Instructions to follow: Write out the records below once more, exactly as they stand.

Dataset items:
────────

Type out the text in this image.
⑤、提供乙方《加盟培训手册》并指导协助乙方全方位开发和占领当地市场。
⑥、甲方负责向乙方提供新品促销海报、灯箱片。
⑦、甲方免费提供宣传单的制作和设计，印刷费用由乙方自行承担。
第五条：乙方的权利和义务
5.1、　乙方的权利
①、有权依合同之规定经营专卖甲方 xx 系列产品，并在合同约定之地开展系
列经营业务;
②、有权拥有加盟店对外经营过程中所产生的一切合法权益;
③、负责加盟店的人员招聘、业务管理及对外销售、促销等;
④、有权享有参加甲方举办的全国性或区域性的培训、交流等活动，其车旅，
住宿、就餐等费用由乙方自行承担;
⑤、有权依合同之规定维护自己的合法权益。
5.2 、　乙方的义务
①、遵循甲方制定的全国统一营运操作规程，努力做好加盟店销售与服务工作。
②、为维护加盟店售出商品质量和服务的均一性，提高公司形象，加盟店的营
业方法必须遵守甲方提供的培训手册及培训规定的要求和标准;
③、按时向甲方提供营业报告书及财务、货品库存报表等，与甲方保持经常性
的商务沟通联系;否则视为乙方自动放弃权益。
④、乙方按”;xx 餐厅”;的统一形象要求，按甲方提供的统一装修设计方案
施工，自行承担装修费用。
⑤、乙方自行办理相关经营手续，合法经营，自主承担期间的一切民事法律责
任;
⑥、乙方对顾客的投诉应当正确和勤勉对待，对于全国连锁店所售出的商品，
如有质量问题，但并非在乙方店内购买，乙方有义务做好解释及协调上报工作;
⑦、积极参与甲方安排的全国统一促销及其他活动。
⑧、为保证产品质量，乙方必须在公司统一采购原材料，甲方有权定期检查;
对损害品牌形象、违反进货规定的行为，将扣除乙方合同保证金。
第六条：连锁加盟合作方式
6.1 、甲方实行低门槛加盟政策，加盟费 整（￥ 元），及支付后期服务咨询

────────

The result:
Type out the text in this image.
⑤、提供乙方《加盟培训手册》并指导协助乙方全方位开发和占领当地市场。
⑥、甲方负责向乙方提供新品促销海报、灯箱片。
⑦、甲方免费提供宣传单的制作和设计，印刷费用由乙方自行承担。
第五条：乙方的权利和义务
5.1、　乙方的权利
①、有权依合同之规定经营专卖甲方 xx 系列产品，并在合同约定之地开展系
列经营业务;
②、有权拥有加盟店对外经营过程中所产生的一切合法权益;
③、负责加盟店的人员招聘、业务管理及对外销售、促销等;
④、有权享有参加甲方举办的全国性或区域性的培训、交流等活动，其车旅，
住宿、就餐等费用由乙方自行承担;
⑤、有权依合同之规定维护自己的合法权益。
5.2 、　乙方的义务
①、遵循甲方制定的全国统一营运操作规程，努力做好加盟店销售与服务工作。
②、为维护加盟店售出商品质量和服务的均一性，提高公司形象，加盟店的营
业方法必须遵守甲方提供的培训手册及培训规定的要求和标准;
③、按时向甲方提供营业报告书及财务、货品库存报表等，与甲方保持经常性
的商务沟通联系;否则视为乙方自动放弃权益。
④、乙方按”;xx 餐厅”;的统一形象要求，按甲方提供的统一装修设计方案
施工，自行承担装修费用。
⑤、乙方自行办理相关经营手续，合法经营，自主承担期间的一切民事法律责
任;
⑥、乙方对顾客的投诉应当正确和勤勉对待，对于全国连锁店所售出的商品，
如有质量问题，但并非在乙方店内购买，乙方有义务做好解释及协调上报工作;
⑦、积极参与甲方安排的全国统一促销及其他活动。
⑧、为保证产品质量，乙方必须在公司统一采购原材料，甲方有权定期检查;
对损害品牌形象、违反进货规定的行为，将扣除乙方合同保证金。
第六条：连锁加盟合作方式
6.1 、甲方实行低门槛加盟政策，加盟费 整（￥ 元），及支付后期服务咨询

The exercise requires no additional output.